◆ PROBLEM: Copy out the entries below precisely; nothing is to be omitted.

◆ DATASET RECORDS:

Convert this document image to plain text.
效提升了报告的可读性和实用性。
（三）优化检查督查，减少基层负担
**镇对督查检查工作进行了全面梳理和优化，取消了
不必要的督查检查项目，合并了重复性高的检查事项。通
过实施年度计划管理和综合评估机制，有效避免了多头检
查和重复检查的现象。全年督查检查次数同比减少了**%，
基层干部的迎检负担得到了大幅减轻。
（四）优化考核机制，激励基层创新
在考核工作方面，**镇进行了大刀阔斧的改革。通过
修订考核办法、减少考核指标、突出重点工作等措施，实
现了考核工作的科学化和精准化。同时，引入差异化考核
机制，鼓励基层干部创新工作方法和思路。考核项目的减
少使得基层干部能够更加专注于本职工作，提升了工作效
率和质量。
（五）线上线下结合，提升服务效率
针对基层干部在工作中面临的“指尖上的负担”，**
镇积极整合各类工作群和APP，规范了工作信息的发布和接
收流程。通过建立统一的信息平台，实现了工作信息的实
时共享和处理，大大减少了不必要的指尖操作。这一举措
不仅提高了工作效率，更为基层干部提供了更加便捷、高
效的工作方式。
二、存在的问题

◆ RESPONSE TO THE EXERCISE:
Convert this document image to plain text.
效提升了报告的可读性和实用性。
（三）优化检查督查，减少基层负担
**镇对督查检查工作进行了全面梳理和优化，取消了
不必要的督查检查项目，合并了重复性高的检查事项。通
过实施年度计划管理和综合评估机制，有效避免了多头检
查和重复检查的现象。全年督查检查次数同比减少了**%，
基层干部的迎检负担得到了大幅减轻。
（四）优化考核机制，激励基层创新
在考核工作方面，**镇进行了大刀阔斧的改革。通过
修订考核办法、减少考核指标、突出重点工作等措施，实
现了考核工作的科学化和精准化。同时，引入差异化考核
机制，鼓励基层干部创新工作方法和思路。考核项目的减
少使得基层干部能够更加专注于本职工作，提升了工作效
率和质量。
（五）线上线下结合，提升服务效率
针对基层干部在工作中面临的“指尖上的负担”，**
镇积极整合各类工作群和APP，规范了工作信息的发布和接
收流程。通过建立统一的信息平台，实现了工作信息的实
时共享和处理，大大减少了不必要的指尖操作。这一举措
不仅提高了工作效率，更为基层干部提供了更加便捷、高
效的工作方式。
二、存在的问题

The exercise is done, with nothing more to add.